→ **TRAVAIL DEMANDÉ**:
1. Recopiez le passage du discours sur la culture à Val-de-Reuil, de « Nous le faisons aussi » à « de leurs idées. ».
2. Poursuivez le discours sur la culture à Val-de-Reuil après sa dernière phrase.

→ **EXTRAIT DU TEXTE**:
════════════════
Nous le faisons également en accompagnant l’émergence de nos jeunes talents, grapheurs, slameurs, photographes, danseurs de hip-hop, musiciens ou chanteurs, en leur attribuant des lieux pour se développer, pour élaborer leurs projets, pour se faire connaitre et se mettre en scène comme notre ancien Théâtre des Chalands devenu Maison de la Jeunesse et des Associations ouverte le soir, le dimanche. J’ai entendu que l’Etat était prêt à nous accompagner dans cette démarche et je m’en réjouis.

Nous le faisons aussi en encourageant une culture diffuse qui s’adapte aux différents publics et s’établit hors les murs en soutenant, par exemple, l’initiative étonnante des Bourlingueurs, collectif d’artistes et d’artisans venus de toute la Normandie, qui, le temps d’un week-end, s’approprie l’Ile du Roy, la transforme, l’anime et donne à notre population un peu de leur énergie, de leur confiance et de leurs idées.

Nous le faisons enfin, et nous avons encore à le développer, en multipliant les partenariats et les associations. Je disais que nous avions la chance de compter à Val-de-Reuil sur le réseau d’acteurs culturels le plus riche et le plus dense de notre département. N’hésitons pas à croiser nos initiatives et à les rassembler. Lorsque nous le faisons, nous en voyons les réussites. Lorsque le Théâtre invite le Cinéma pour des Ciné-Débats, cela fonctionne. Lorsque le Conservatoire occupe notre Théâtre pour son Festival des Caméléons, c’est un succès. Lorsque la Compagnie Beau-Geste et l’Ephéméride accompagnent les Bourlingueurs, c’est un triomphe. Développons ces moments de partage. Allons plus loin encore. C’est le souhait que je voulais ce soir formuler.
════════════════
→ **DONNÉES EXTRAITES**:
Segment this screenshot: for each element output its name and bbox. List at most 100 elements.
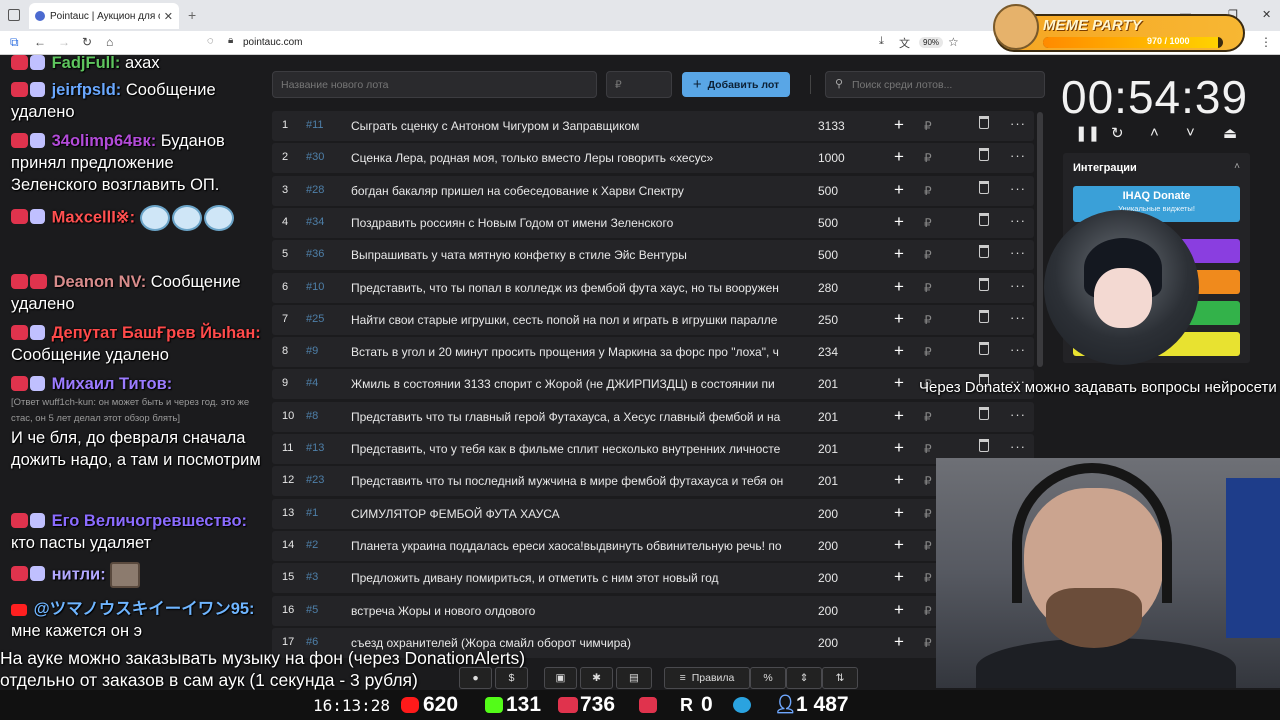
- new-tab-icon[interactable]: +: [188, 7, 196, 23]
- collapse-chevron-icon[interactable]: ˄: [1234, 161, 1240, 172]
- add-amount-icon[interactable]: +: [894, 567, 904, 587]
- back-icon[interactable]: ←: [34, 35, 46, 49]
- add-amount-icon[interactable]: +: [894, 406, 904, 426]
- lot-name[interactable]: Планета украина поддалась ереси хаоса!вы…: [351, 539, 791, 553]
- lot-row[interactable]: 10 #8 Представить что ты главный герой Фут…: [272, 401, 1034, 432]
- double-chevron-up-icon[interactable]: ⏏: [1223, 124, 1237, 142]
- lot-name[interactable]: Предложить дивану помириться, и отметить…: [351, 571, 791, 585]
- more-options-icon[interactable]: ···: [1010, 439, 1026, 454]
- home-icon[interactable]: ⌂: [106, 35, 113, 49]
- lot-row[interactable]: 11 #13 Представить, что у тебя как в фильм…: [272, 434, 1034, 464]
- balance-button[interactable]: ⇕: [786, 667, 822, 689]
- lot-row[interactable]: 3 #28 богдан бакаляр пришел на собеседован…: [272, 175, 1034, 206]
- lot-row[interactable]: 15 #3 Предложить дивану помириться, и отме…: [272, 563, 1034, 594]
- lot-name[interactable]: Представить что ты последний мужчина в м…: [351, 474, 791, 488]
- delete-lot-icon[interactable]: [979, 180, 989, 194]
- more-options-icon[interactable]: ···: [1010, 116, 1026, 131]
- site-info-icon[interactable]: ◌: [207, 35, 214, 47]
- chevron-up-icon[interactable]: ˄: [1150, 124, 1159, 141]
- lots-scrollbar[interactable]: [1037, 112, 1043, 367]
- lot-name[interactable]: Представить, что у тебя как в фильме спл…: [351, 442, 791, 456]
- add-amount-icon[interactable]: +: [894, 115, 904, 135]
- more-options-icon[interactable]: ···: [1010, 342, 1026, 357]
- add-amount-icon[interactable]: +: [894, 632, 904, 652]
- chevron-down-icon[interactable]: ˅: [1186, 124, 1195, 141]
- delete-lot-icon[interactable]: [979, 439, 989, 452]
- pause-icon[interactable]: ❚❚: [1075, 124, 1100, 142]
- lot-row[interactable]: 4 #34 Поздравить россиян с Новым Годом от …: [272, 207, 1034, 238]
- bug-report-button[interactable]: ✱: [580, 667, 613, 689]
- new-lot-input[interactable]: Название нового лота: [272, 71, 597, 98]
- add-lot-button[interactable]: + Добавить лот: [682, 72, 790, 97]
- lot-row[interactable]: 6 #10 Представить, что ты попал в колледж …: [272, 272, 1034, 303]
- tab-close-icon[interactable]: ✕: [164, 10, 173, 23]
- add-amount-icon[interactable]: +: [894, 212, 904, 232]
- delete-lot-icon[interactable]: [979, 277, 989, 291]
- lot-row[interactable]: 2 #30 Сценка Лера, родная моя, только вмес…: [272, 143, 1034, 174]
- bookmark-star-icon[interactable]: ☆: [948, 35, 959, 49]
- more-options-icon[interactable]: ···: [1010, 407, 1026, 422]
- translate-icon[interactable]: 文: [899, 35, 910, 51]
- lot-amount-input[interactable]: ₽: [606, 71, 672, 98]
- more-options-icon[interactable]: ···: [1010, 310, 1026, 325]
- lot-row[interactable]: 16#5встреча Жоры и нового олдового200+₽·…: [272, 595, 1034, 626]
- lot-name[interactable]: Сценка Лера, родная моя, только вместо Л…: [351, 151, 791, 165]
- sidebar-toggle-icon[interactable]: [8, 9, 20, 21]
- lot-name[interactable]: Представить, что ты попал в колледж из ф…: [351, 281, 791, 295]
- browser-tab[interactable]: Pointauc | Аукцион для стриме ✕: [29, 3, 179, 29]
- reload-icon[interactable]: ↻: [82, 35, 92, 49]
- lot-name[interactable]: богдан бакаляр пришел на собеседование к…: [351, 184, 791, 198]
- lot-name[interactable]: Выпрашивать у чата мятную конфетку в сти…: [351, 248, 791, 262]
- delete-lot-icon[interactable]: [979, 148, 989, 162]
- clear-button[interactable]: ▤: [616, 667, 652, 689]
- add-amount-icon[interactable]: +: [894, 180, 904, 200]
- more-options-icon[interactable]: ···: [1010, 148, 1026, 163]
- delete-lot-icon[interactable]: [979, 342, 989, 356]
- lot-row[interactable]: 8 #9 Встать в угол и 20 минут просить прощ…: [272, 337, 1034, 368]
- rules-button[interactable]: ≡ Правила: [664, 667, 750, 689]
- more-options-icon[interactable]: ···: [1010, 278, 1026, 293]
- url-text[interactable]: pointauc.com: [243, 37, 302, 48]
- lot-row[interactable]: 13#1СИМУЛЯТОР ФЕМБОЙ ФУТА ХАУСА200+₽···: [272, 498, 1034, 529]
- lot-name[interactable]: Встать в угол и 20 минут просить прощени…: [351, 345, 791, 359]
- lot-search-input[interactable]: ⚲ Поиск среди лотов...: [825, 71, 1045, 98]
- zoom-level[interactable]: 90%: [919, 37, 944, 48]
- forward-icon[interactable]: →: [58, 35, 70, 49]
- download-page-icon[interactable]: ⤓: [879, 35, 884, 48]
- lot-name[interactable]: встреча Жоры и нового олдового: [351, 604, 791, 618]
- tabs-icon[interactable]: ⧉: [10, 35, 19, 50]
- lot-row[interactable]: 12 #23 Представить что ты последний мужчин…: [272, 466, 1034, 497]
- add-amount-icon[interactable]: +: [894, 147, 904, 167]
- delete-lot-icon[interactable]: [979, 406, 989, 420]
- add-amount-icon[interactable]: +: [894, 244, 904, 264]
- lot-row[interactable]: 14 #2 Планета украина поддалась ереси хаос…: [272, 530, 1034, 561]
- lot-row[interactable]: 7 #25 Найти свои старые игрушки, сесть поп…: [272, 304, 1034, 335]
- lot-name[interactable]: Поздравить россиян с Новым Годом от имен…: [351, 216, 791, 230]
- lot-row[interactable]: 5 #36 Выпрашивать у чата мятную конфетку в…: [272, 240, 1034, 271]
- lot-name[interactable]: Найти свои старые игрушки, сесть попой н…: [351, 313, 791, 327]
- reset-icon[interactable]: ↻: [1111, 124, 1124, 142]
- lot-name[interactable]: Сыграть сценку с Антоном Чигуром и Запра…: [351, 119, 791, 133]
- delete-lot-icon[interactable]: [979, 245, 989, 259]
- lot-row[interactable]: 1 #11 Сыграть сценку с Антоном Чигуром и З…: [272, 111, 1034, 141]
- more-options-icon[interactable]: ···: [1010, 181, 1026, 196]
- lot-name[interactable]: Представить что ты главный герой Футахау…: [351, 410, 791, 424]
- lot-name[interactable]: Жмиль в состоянии 3133 спорит с Жорой (н…: [351, 377, 791, 391]
- delete-lot-icon[interactable]: [979, 116, 989, 129]
- add-amount-icon[interactable]: +: [894, 535, 904, 555]
- window-close-icon[interactable]: ✕: [1262, 8, 1271, 21]
- more-options-icon[interactable]: ···: [1010, 245, 1026, 260]
- save-button[interactable]: ▣: [544, 667, 577, 689]
- delete-lot-icon[interactable]: [979, 212, 989, 226]
- menu-icon[interactable]: ⋮: [1260, 35, 1272, 49]
- add-amount-icon[interactable]: +: [894, 277, 904, 297]
- delete-lot-icon[interactable]: [979, 309, 989, 323]
- lot-name[interactable]: СИМУЛЯТОР ФЕМБОЙ ФУТА ХАУСА: [351, 507, 791, 521]
- percent-button[interactable]: %: [750, 667, 786, 689]
- add-amount-icon[interactable]: +: [894, 438, 904, 458]
- add-amount-icon[interactable]: +: [894, 600, 904, 620]
- sort-button[interactable]: ⇅: [822, 667, 858, 689]
- more-options-icon[interactable]: ···: [1010, 213, 1026, 228]
- add-amount-icon[interactable]: +: [894, 309, 904, 329]
- add-amount-icon[interactable]: +: [894, 373, 904, 393]
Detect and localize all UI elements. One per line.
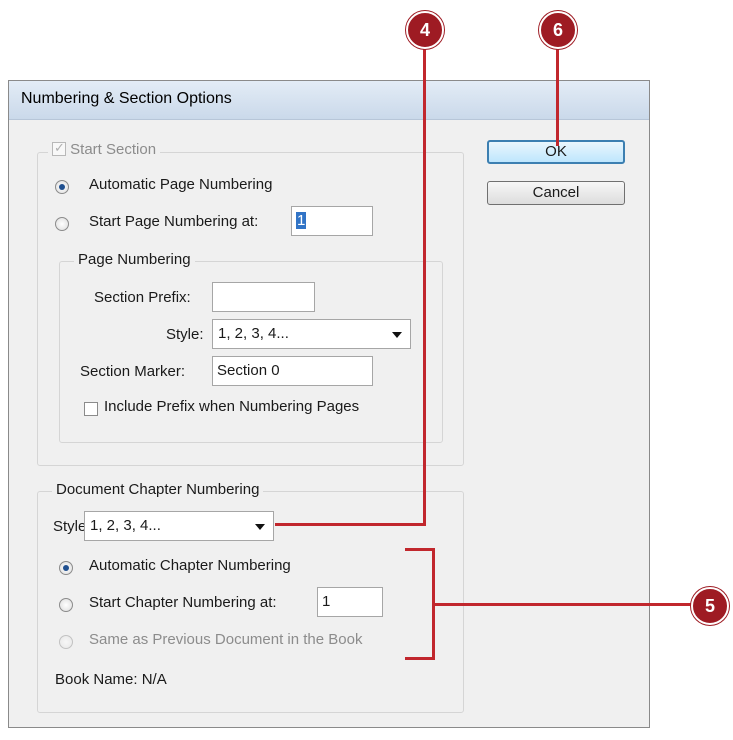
start-page-numbering-radio[interactable] bbox=[55, 217, 69, 231]
chapter-style-select[interactable]: 1, 2, 3, 4... bbox=[84, 511, 274, 541]
start-section-checkbox[interactable]: ✓ bbox=[52, 140, 66, 156]
page-numbering-legend: Page Numbering bbox=[74, 251, 195, 268]
auto-chapter-numbering-label[interactable]: Automatic Chapter Numbering bbox=[89, 557, 291, 574]
checkmark-icon: ✓ bbox=[54, 140, 65, 155]
chapter-style-value: 1, 2, 3, 4... bbox=[90, 517, 161, 534]
section-marker-label: Section Marker: bbox=[80, 363, 186, 380]
section-prefix-label: Section Prefix: bbox=[94, 289, 191, 306]
include-prefix-checkbox[interactable] bbox=[84, 402, 98, 416]
start-section-label: Start Section bbox=[70, 141, 157, 158]
auto-chapter-numbering-radio[interactable] bbox=[59, 561, 73, 575]
dialog-titlebar: Numbering & Section Options bbox=[9, 81, 649, 120]
start-page-number-value: 1 bbox=[296, 212, 307, 229]
chapter-numbering-legend: Document Chapter Numbering bbox=[52, 481, 264, 498]
include-prefix-label[interactable]: Include Prefix when Numbering Pages bbox=[104, 398, 359, 415]
section-prefix-field[interactable] bbox=[212, 282, 315, 312]
start-chapter-number-field[interactable]: 1 bbox=[317, 587, 383, 617]
same-as-previous-radio[interactable] bbox=[59, 635, 73, 649]
section-marker-field[interactable]: Section 0 bbox=[212, 356, 373, 386]
chevron-down-icon bbox=[255, 524, 265, 530]
page-style-label: Style: bbox=[166, 326, 204, 343]
callout-badge-5: 5 bbox=[691, 587, 729, 625]
callout-5-bracket-bottom bbox=[405, 657, 435, 660]
start-chapter-numbering-label[interactable]: Start Chapter Numbering at: bbox=[89, 594, 277, 611]
callout-badge-4: 4 bbox=[406, 11, 444, 49]
start-page-numbering-label[interactable]: Start Page Numbering at: bbox=[89, 213, 258, 230]
dialog-title: Numbering & Section Options bbox=[21, 90, 232, 107]
callout-5-line bbox=[432, 603, 696, 606]
start-chapter-numbering-radio[interactable] bbox=[59, 598, 73, 612]
chevron-down-icon bbox=[392, 332, 402, 338]
auto-page-numbering-radio[interactable] bbox=[55, 180, 69, 194]
callout-4-horizontal-line bbox=[275, 523, 426, 526]
book-name-label: Book Name: N/A bbox=[55, 671, 167, 688]
same-as-previous-label[interactable]: Same as Previous Document in the Book bbox=[89, 631, 362, 648]
callout-6-line bbox=[556, 44, 559, 146]
numbering-section-dialog: Numbering & Section Options ✓ Start Sect… bbox=[8, 80, 650, 728]
auto-page-numbering-label[interactable]: Automatic Page Numbering bbox=[89, 176, 272, 193]
start-section-legend[interactable]: ✓ Start Section bbox=[48, 140, 161, 158]
callout-4-vertical-line bbox=[423, 44, 426, 526]
start-page-number-field[interactable]: 1 bbox=[291, 206, 373, 236]
page-style-select[interactable]: 1, 2, 3, 4... bbox=[212, 319, 411, 349]
callout-5-bracket-top bbox=[405, 548, 435, 551]
page-style-value: 1, 2, 3, 4... bbox=[218, 325, 289, 342]
callout-badge-6: 6 bbox=[539, 11, 577, 49]
cancel-button[interactable]: Cancel bbox=[487, 181, 625, 205]
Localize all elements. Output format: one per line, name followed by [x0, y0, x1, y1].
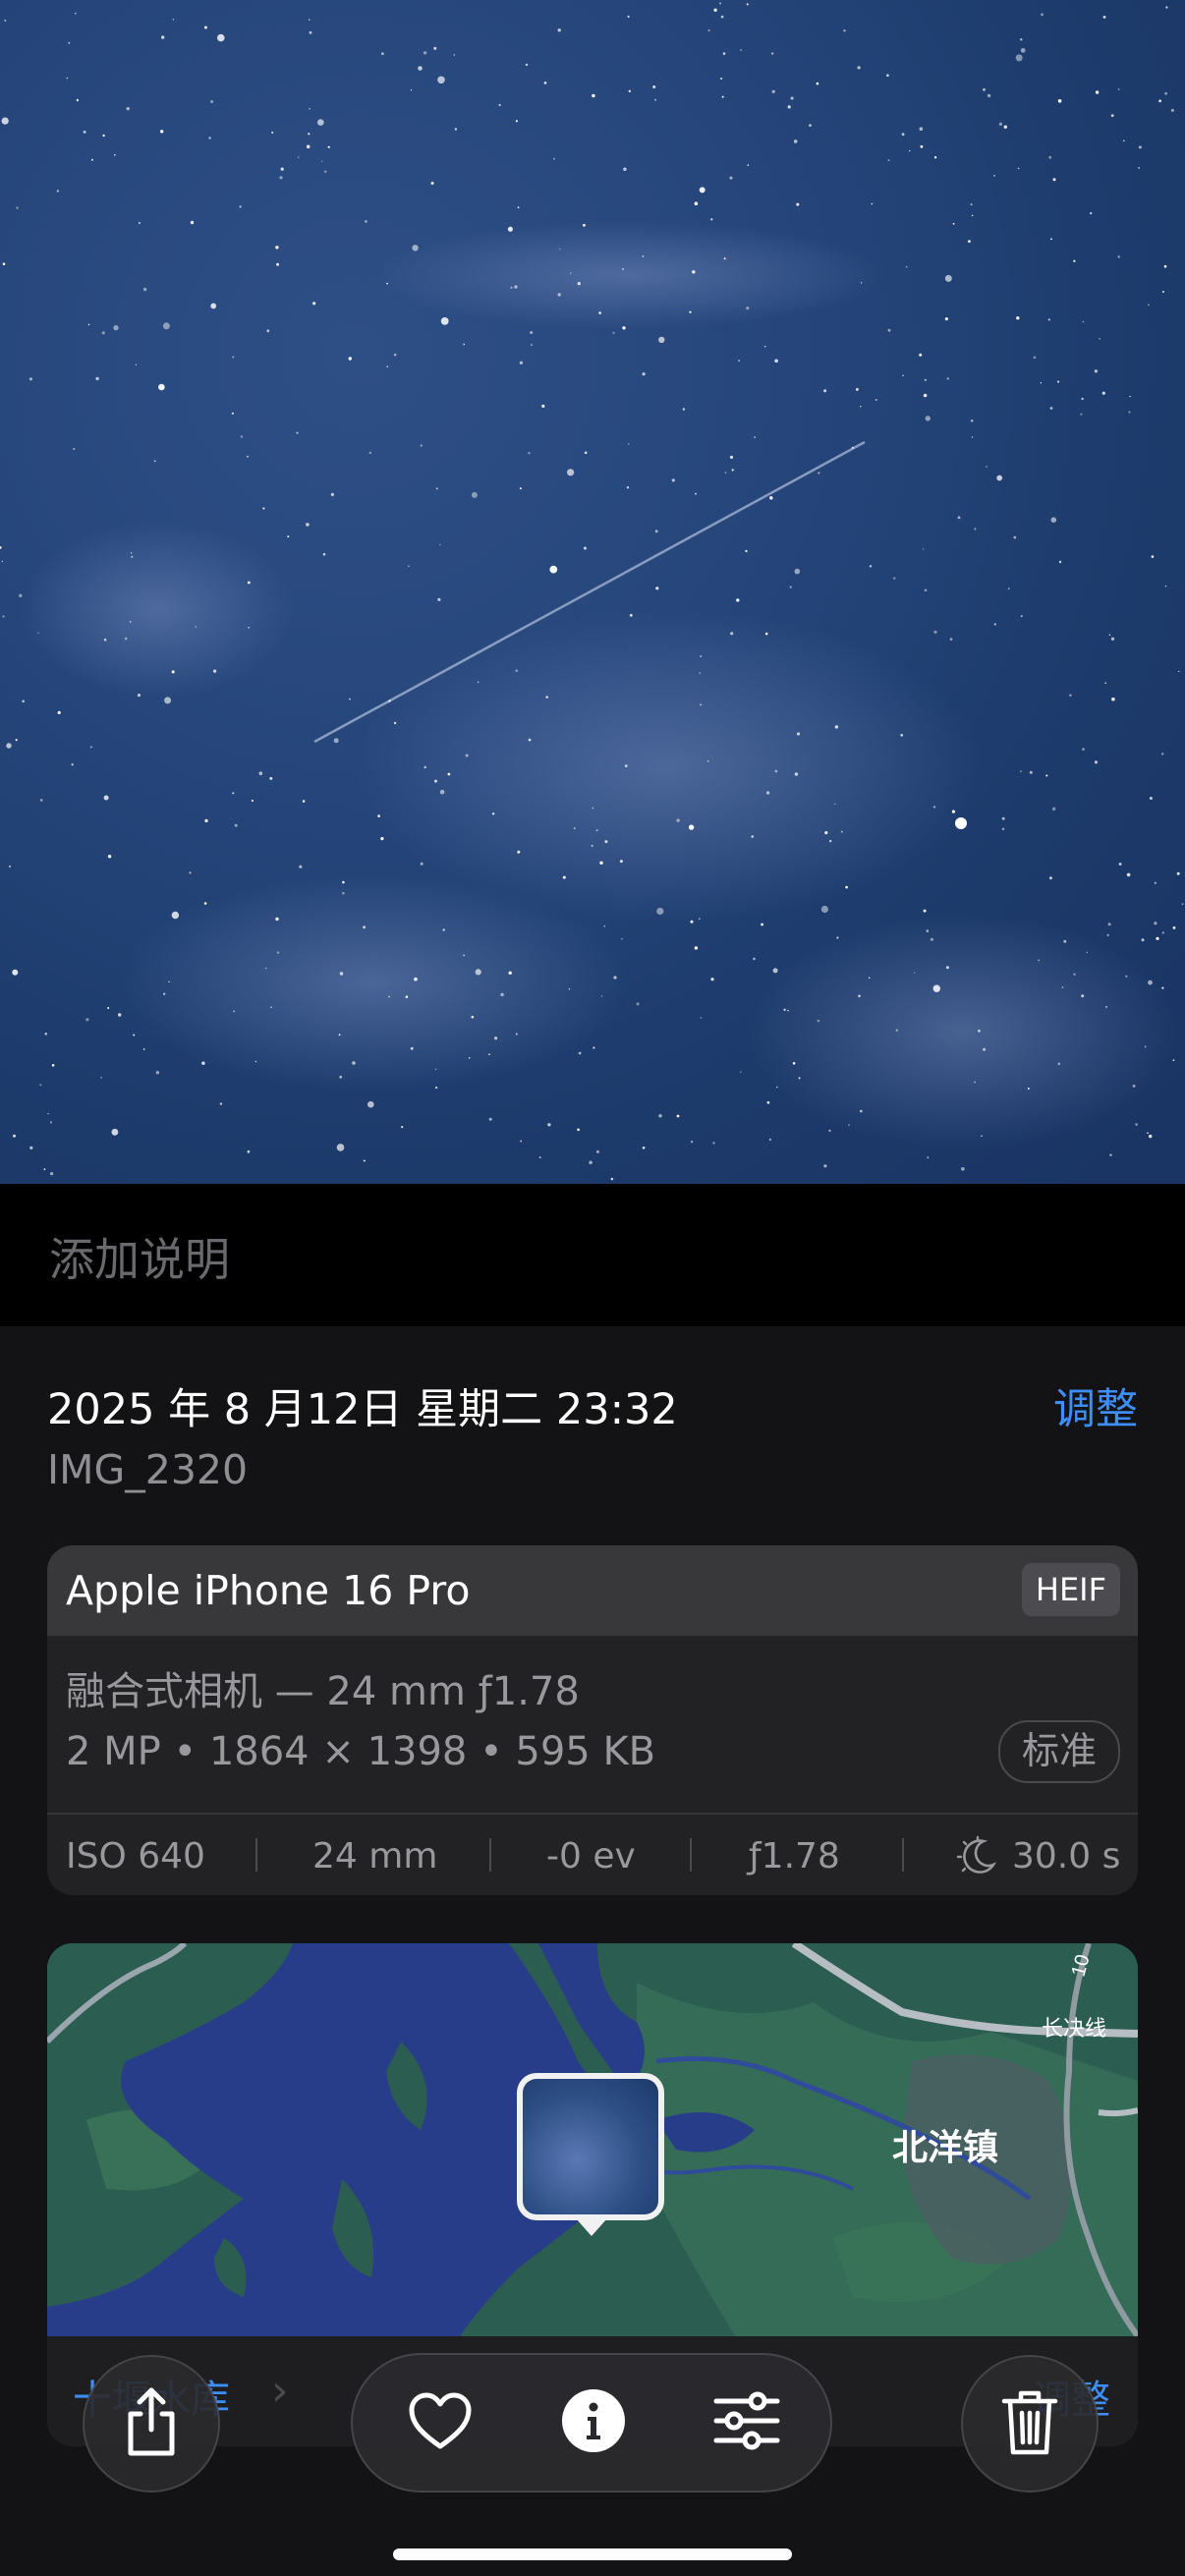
════════════════
→ **CORRIGÉ**:
1.
Nous le faisons aussi en encourageant une culture diffuse qui s’adapte aux différents publics et s’établit hors les murs en soutenant, par exemple, l’initiative étonnante des Bourlingueurs, collectif d’artistes et d’artisans venus de toute la Normandie, qui, le temps d’un week-end, s’approprie l’Ile du Roy, la transforme, l’anime et donne à notre population un peu de leur énergie, de leur confiance et de leurs idées.

2.
A Val-de-Reuil, nous avons une exigence. Celle de proposer aux publics l’excellence. J’observe parfois, dans certaines communes, pas très éloignées de l’endroit où nous nous trouvons, une sorte de renoncement. Il faut accumuler les têtes d’affiche, se cantonner à un théâtre qui ne serait que pur divertissement. Je crois que c’est une erreur. Ne renouons pas avec ce qui fut il y a quelques années un échec. Les tournées Karsenty nous en ont montré les limites. Lorsque l’on prend la peine d’investir dans la culture, lorsqu’on construit des ponts entre le public et nos établissements culturels, les bénéfices n’en sont que plus grands. La confiance des partenaires ici présents en est peut-être le témoignage. Cela peut parfois sembler difficile. Cela peut paraitre risqué. Cela peut s’avérer long à porter ses fruits. Mais, lorsque l’on fait confiance aux acteurs culturels, qu’on leur donne les moyens d’exister et de se produire, le résultat est au rendez-vous.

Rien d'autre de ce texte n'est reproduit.